* [RECORDED DATA]:
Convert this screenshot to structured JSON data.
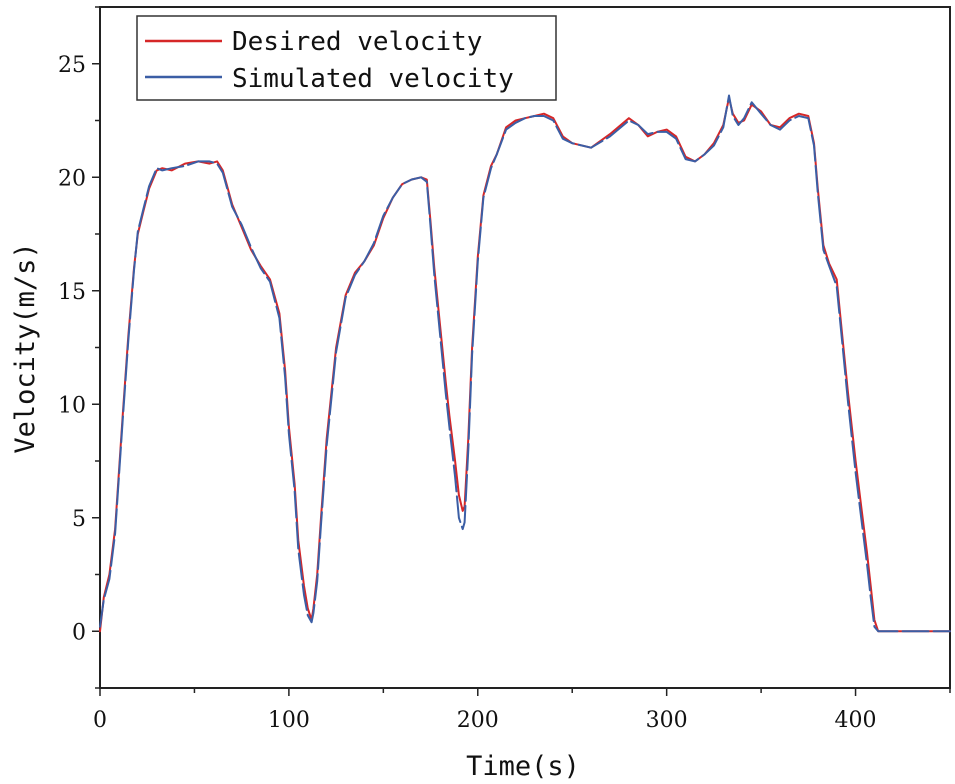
{
  "chart_data": {
    "type": "line",
    "title": "",
    "xlabel": "Time(s)",
    "ylabel": "Velocity(m/s)",
    "xlim": [
      0,
      450
    ],
    "ylim": [
      -2.5,
      27.5
    ],
    "xticks": [
      0,
      100,
      200,
      300,
      400
    ],
    "xtick_labels": [
      "0",
      "100",
      "200",
      "300",
      "400"
    ],
    "yticks": [
      0,
      5,
      10,
      15,
      20,
      25
    ],
    "ytick_labels": [
      "0",
      "5",
      "10",
      "15",
      "20",
      "25"
    ],
    "grid": false,
    "legend": {
      "placement": "top-left",
      "entries": [
        "Desired velocity",
        "Simulated velocity"
      ]
    },
    "series": [
      {
        "name": "Desired velocity",
        "color": "#d62728",
        "x": [
          0,
          2,
          5,
          8,
          10,
          12,
          15,
          18,
          20,
          23,
          26,
          30,
          33,
          38,
          45,
          52,
          58,
          62,
          65,
          70,
          75,
          80,
          85,
          90,
          95,
          98,
          100,
          103,
          105,
          108,
          110,
          112,
          113,
          115,
          117,
          120,
          125,
          130,
          135,
          140,
          145,
          150,
          155,
          160,
          165,
          170,
          173,
          175,
          177,
          180,
          183,
          185,
          188,
          190,
          192,
          193,
          195,
          197,
          200,
          203,
          207,
          210,
          215,
          220,
          225,
          230,
          235,
          240,
          245,
          250,
          260,
          270,
          280,
          285,
          290,
          295,
          300,
          305,
          310,
          315,
          320,
          325,
          330,
          333,
          335,
          338,
          341,
          345,
          350,
          355,
          360,
          365,
          370,
          375,
          378,
          380,
          383,
          386,
          390,
          393,
          396,
          400,
          403,
          406,
          408,
          410,
          412,
          420,
          430,
          440,
          450
        ],
        "y": [
          0,
          1.5,
          2.5,
          4.5,
          7,
          9.5,
          13,
          16,
          17.5,
          18.5,
          19.5,
          20.3,
          20.4,
          20.3,
          20.6,
          20.7,
          20.6,
          20.7,
          20.3,
          18.8,
          17.8,
          16.8,
          16.1,
          15.5,
          14.0,
          11.5,
          9.0,
          6.5,
          4.0,
          2.0,
          1.0,
          0.5,
          1.0,
          2.5,
          5.0,
          8.5,
          12.5,
          14.8,
          15.8,
          16.3,
          17.0,
          18.2,
          19.1,
          19.7,
          19.9,
          20.0,
          19.9,
          18.0,
          16.0,
          13.5,
          11.0,
          9.5,
          7.5,
          6.0,
          5.3,
          5.5,
          8.5,
          12.5,
          16.5,
          19.2,
          20.5,
          21.0,
          22.2,
          22.5,
          22.6,
          22.7,
          22.8,
          22.6,
          21.8,
          21.5,
          21.3,
          21.9,
          22.6,
          22.3,
          21.8,
          22.0,
          22.1,
          21.8,
          20.9,
          20.7,
          21.0,
          21.5,
          22.3,
          23.5,
          22.8,
          22.4,
          22.5,
          23.2,
          22.9,
          22.3,
          22.2,
          22.6,
          22.8,
          22.7,
          21.5,
          19.5,
          17.0,
          16.2,
          15.5,
          13.0,
          10.5,
          7.5,
          5.5,
          3.5,
          2.0,
          0.5,
          0,
          0,
          0,
          0,
          0
        ]
      },
      {
        "name": "Simulated velocity",
        "color": "#3b5ea5",
        "x": [
          0,
          2,
          5,
          8,
          10,
          12,
          15,
          18,
          20,
          23,
          26,
          30,
          33,
          38,
          45,
          52,
          58,
          62,
          65,
          70,
          75,
          80,
          85,
          90,
          95,
          98,
          100,
          103,
          105,
          108,
          110,
          112,
          113,
          115,
          117,
          120,
          125,
          130,
          135,
          140,
          145,
          150,
          155,
          160,
          165,
          170,
          173,
          175,
          177,
          180,
          183,
          185,
          188,
          190,
          192,
          193,
          195,
          197,
          200,
          203,
          207,
          210,
          215,
          220,
          225,
          230,
          235,
          240,
          245,
          250,
          260,
          270,
          280,
          285,
          290,
          295,
          300,
          305,
          310,
          315,
          320,
          325,
          330,
          333,
          335,
          338,
          341,
          345,
          350,
          355,
          360,
          365,
          370,
          375,
          378,
          380,
          383,
          386,
          390,
          393,
          396,
          400,
          403,
          406,
          408,
          410,
          412,
          420,
          430,
          440,
          450
        ],
        "y": [
          0.2,
          1.4,
          2.3,
          4.3,
          6.8,
          9.3,
          12.8,
          15.9,
          17.6,
          18.6,
          19.6,
          20.4,
          20.3,
          20.4,
          20.5,
          20.7,
          20.7,
          20.6,
          20.2,
          18.7,
          17.9,
          16.9,
          16.0,
          15.4,
          13.8,
          11.2,
          8.7,
          6.2,
          3.6,
          1.6,
          0.7,
          0.4,
          0.8,
          2.2,
          4.7,
          8.2,
          12.3,
          14.7,
          15.7,
          16.3,
          17.1,
          18.3,
          19.1,
          19.7,
          19.9,
          20.0,
          19.8,
          17.8,
          15.7,
          13.1,
          10.5,
          9.0,
          6.8,
          5.0,
          4.5,
          4.8,
          8.0,
          12.2,
          16.3,
          19.1,
          20.4,
          21.0,
          22.1,
          22.4,
          22.6,
          22.7,
          22.7,
          22.5,
          21.7,
          21.5,
          21.3,
          21.8,
          22.5,
          22.3,
          21.9,
          22.0,
          22.0,
          21.7,
          20.8,
          20.7,
          21.0,
          21.4,
          22.2,
          23.6,
          22.7,
          22.3,
          22.6,
          23.3,
          22.8,
          22.3,
          22.1,
          22.5,
          22.7,
          22.6,
          21.4,
          19.3,
          16.8,
          16.1,
          15.2,
          12.7,
          10.1,
          7.0,
          5.0,
          3.0,
          1.5,
          0.2,
          0,
          0,
          0,
          0,
          0
        ]
      }
    ]
  }
}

* [TASK TO CARRY OUT]:
Look through the data and show every line containing "Simulated".

* [CORRECT ANSWER]:
        "Simulated velocity"
        "name": "Simulated velocity",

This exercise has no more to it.